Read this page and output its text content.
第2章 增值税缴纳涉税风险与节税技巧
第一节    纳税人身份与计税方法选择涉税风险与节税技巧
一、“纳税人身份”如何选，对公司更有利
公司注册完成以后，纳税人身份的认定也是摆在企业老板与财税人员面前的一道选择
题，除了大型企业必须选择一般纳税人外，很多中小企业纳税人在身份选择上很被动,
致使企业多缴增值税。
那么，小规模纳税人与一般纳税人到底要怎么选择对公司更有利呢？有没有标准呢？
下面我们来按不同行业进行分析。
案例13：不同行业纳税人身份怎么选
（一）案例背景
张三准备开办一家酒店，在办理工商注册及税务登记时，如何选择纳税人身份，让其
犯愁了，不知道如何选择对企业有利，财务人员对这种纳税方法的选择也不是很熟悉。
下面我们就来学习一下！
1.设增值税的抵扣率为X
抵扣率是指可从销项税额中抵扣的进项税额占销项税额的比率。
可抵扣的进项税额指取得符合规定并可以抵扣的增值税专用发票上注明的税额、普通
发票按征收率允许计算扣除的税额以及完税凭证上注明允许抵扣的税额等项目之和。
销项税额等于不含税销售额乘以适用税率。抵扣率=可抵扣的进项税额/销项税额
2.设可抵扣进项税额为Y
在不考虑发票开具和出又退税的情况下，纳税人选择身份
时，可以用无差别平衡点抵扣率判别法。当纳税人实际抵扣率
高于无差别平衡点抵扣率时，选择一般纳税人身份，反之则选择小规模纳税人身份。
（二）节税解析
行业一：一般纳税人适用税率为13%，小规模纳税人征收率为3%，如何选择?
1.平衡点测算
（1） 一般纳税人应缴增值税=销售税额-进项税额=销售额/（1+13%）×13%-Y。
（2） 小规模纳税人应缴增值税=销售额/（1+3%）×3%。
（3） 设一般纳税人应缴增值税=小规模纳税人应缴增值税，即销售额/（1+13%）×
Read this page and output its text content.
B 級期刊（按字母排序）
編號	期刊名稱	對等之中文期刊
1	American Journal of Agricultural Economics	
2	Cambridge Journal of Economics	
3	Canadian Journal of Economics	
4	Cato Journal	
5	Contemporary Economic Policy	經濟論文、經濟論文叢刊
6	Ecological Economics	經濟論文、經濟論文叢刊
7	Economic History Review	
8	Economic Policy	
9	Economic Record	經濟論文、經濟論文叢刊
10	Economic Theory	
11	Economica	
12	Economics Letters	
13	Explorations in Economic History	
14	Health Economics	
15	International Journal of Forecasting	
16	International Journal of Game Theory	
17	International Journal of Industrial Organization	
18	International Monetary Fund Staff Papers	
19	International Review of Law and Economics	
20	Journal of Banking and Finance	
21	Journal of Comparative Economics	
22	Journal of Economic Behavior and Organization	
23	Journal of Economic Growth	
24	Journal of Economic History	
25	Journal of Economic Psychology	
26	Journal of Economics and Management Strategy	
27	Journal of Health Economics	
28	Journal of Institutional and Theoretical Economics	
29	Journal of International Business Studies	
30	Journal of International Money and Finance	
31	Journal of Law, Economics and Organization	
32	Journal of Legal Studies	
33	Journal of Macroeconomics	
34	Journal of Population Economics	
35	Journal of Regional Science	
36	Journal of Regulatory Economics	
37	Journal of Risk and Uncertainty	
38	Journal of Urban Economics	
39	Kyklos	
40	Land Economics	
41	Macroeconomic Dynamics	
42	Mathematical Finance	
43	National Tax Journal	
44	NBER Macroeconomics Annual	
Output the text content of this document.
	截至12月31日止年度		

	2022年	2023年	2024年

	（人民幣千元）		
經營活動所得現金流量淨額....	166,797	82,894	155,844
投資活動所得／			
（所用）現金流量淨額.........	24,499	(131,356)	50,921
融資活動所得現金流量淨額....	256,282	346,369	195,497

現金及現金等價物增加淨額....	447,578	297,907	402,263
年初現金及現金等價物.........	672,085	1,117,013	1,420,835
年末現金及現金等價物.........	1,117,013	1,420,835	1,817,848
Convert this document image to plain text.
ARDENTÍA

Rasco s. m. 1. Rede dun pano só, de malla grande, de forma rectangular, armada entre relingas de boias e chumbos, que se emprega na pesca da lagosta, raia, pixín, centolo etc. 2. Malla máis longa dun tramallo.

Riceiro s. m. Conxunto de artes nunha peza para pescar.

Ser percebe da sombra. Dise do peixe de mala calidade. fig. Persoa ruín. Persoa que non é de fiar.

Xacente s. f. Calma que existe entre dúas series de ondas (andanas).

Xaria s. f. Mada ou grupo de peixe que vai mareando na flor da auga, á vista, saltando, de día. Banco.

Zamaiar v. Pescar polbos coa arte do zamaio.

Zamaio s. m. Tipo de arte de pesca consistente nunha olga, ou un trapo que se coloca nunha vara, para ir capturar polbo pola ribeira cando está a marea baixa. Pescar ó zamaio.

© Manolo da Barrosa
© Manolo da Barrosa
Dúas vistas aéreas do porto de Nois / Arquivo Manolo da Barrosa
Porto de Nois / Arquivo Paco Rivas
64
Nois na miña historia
═══
**What is being asked:** Copy out the material above in its entirety. Every detail must match.

**Finished exercise:**
Read this page and output its text content.
第2章 增值税缴纳涉税风险与节税技巧
第一节    纳税人身份与计税方法选择涉税风险与节税技巧
一、“纳税人身份”如何选，对公司更有利
公司注册完成以后，纳税人身份的认定也是摆在企业老板与财税人员面前的一道选择
题，除了大型企业必须选择一般纳税人外，很多中小企业纳税人在身份选择上很被动,
致使企业多缴增值税。
那么，小规模纳税人与一般纳税人到底要怎么选择对公司更有利呢？有没有标准呢？
下面我们来按不同行业进行分析。
案例13：不同行业纳税人身份怎么选
（一）案例背景
张三准备开办一家酒店，在办理工商注册及税务登记时，如何选择纳税人身份，让其
犯愁了，不知道如何选择对企业有利，财务人员对这种纳税方法的选择也不是很熟悉。
下面我们就来学习一下！
1.设增值税的抵扣率为X
抵扣率是指可从销项税额中抵扣的进项税额占销项税额的比率。
可抵扣的进项税额指取得符合规定并可以抵扣的增值税专用发票上注明的税额、普通
发票按征收率允许计算扣除的税额以及完税凭证上注明允许抵扣的税额等项目之和。
销项税额等于不含税销售额乘以适用税率。抵扣率=可抵扣的进项税额/销项税额
2.设可抵扣进项税额为Y
在不考虑发票开具和出又退税的情况下，纳税人选择身份
时，可以用无差别平衡点抵扣率判别法。当纳税人实际抵扣率
高于无差别平衡点抵扣率时，选择一般纳税人身份，反之则选择小规模纳税人身份。
（二）节税解析
行业一：一般纳税人适用税率为13%，小规模纳税人征收率为3%，如何选择?
1.平衡点测算
（1） 一般纳税人应缴增值税=销售税额-进项税额=销售额/（1+13%）×13%-Y。
（2） 小规模纳税人应缴增值税=销售额/（1+3%）×3%。
（3） 设一般纳税人应缴增值税=小规模纳税人应缴增值税，即销售额/（1+13%）×
Read this page and output its text content.
B 級期刊（按字母排序）
編號	期刊名稱	對等之中文期刊
1	American Journal of Agricultural Economics	
2	Cambridge Journal of Economics	
3	Canadian Journal of Economics	
4	Cato Journal	
5	Contemporary Economic Policy	經濟論文、經濟論文叢刊
6	Ecological Economics	經濟論文、經濟論文叢刊
7	Economic History Review	
8	Economic Policy	
9	Economic Record	經濟論文、經濟論文叢刊
10	Economic Theory	
11	Economica	
12	Economics Letters	
13	Explorations in Economic History	
14	Health Economics	
15	International Journal of Forecasting	
16	International Journal of Game Theory	
17	International Journal of Industrial Organization	
18	International Monetary Fund Staff Papers	
19	International Review of Law and Economics	
20	Journal of Banking and Finance	
21	Journal of Comparative Economics	
22	Journal of Economic Behavior and Organization	
23	Journal of Economic Growth	
24	Journal of Economic History	
25	Journal of Economic Psychology	
26	Journal of Economics and Management Strategy	
27	Journal of Health Economics	
28	Journal of Institutional and Theoretical Economics	
29	Journal of International Business Studies	
30	Journal of International Money and Finance	
31	Journal of Law, Economics and Organization	
32	Journal of Legal Studies	
33	Journal of Macroeconomics	
34	Journal of Population Economics	
35	Journal of Regional Science	
36	Journal of Regulatory Economics	
37	Journal of Risk and Uncertainty	
38	Journal of Urban Economics	
39	Kyklos	
40	Land Economics	
41	Macroeconomic Dynamics	
42	Mathematical Finance	
43	National Tax Journal	
44	NBER Macroeconomics Annual	
Output the text content of this document.
	截至12月31日止年度		

	2022年	2023年	2024年

	（人民幣千元）		
經營活動所得現金流量淨額....	166,797	82,894	155,844
投資活動所得／			
（所用）現金流量淨額.........	24,499	(131,356)	50,921
融資活動所得現金流量淨額....	256,282	346,369	195,497

現金及現金等價物增加淨額....	447,578	297,907	402,263
年初現金及現金等價物.........	672,085	1,117,013	1,420,835
年末現金及現金等價物.........	1,117,013	1,420,835	1,817,848
Convert this document image to plain text.
ARDENTÍA

Rasco s. m. 1. Rede dun pano só, de malla grande, de forma rectangular, armada entre relingas de boias e chumbos, que se emprega na pesca da lagosta, raia, pixín, centolo etc. 2. Malla máis longa dun tramallo.

Riceiro s. m. Conxunto de artes nunha peza para pescar.

Ser percebe da sombra. Dise do peixe de mala calidade. fig. Persoa ruín. Persoa que non é de fiar.

Xacente s. f. Calma que existe entre dúas series de ondas (andanas).

Xaria s. f. Mada ou grupo de peixe que vai mareando na flor da auga, á vista, saltando, de día. Banco.

Zamaiar v. Pescar polbos coa arte do zamaio.

Zamaio s. m. Tipo de arte de pesca consistente nunha olga, ou un trapo que se coloca nunha vara, para ir capturar polbo pola ribeira cando está a marea baixa. Pescar ó zamaio.

© Manolo da Barrosa
© Manolo da Barrosa
Dúas vistas aéreas do porto de Nois / Arquivo Manolo da Barrosa
Porto de Nois / Arquivo Paco Rivas
64
Nois na miña historia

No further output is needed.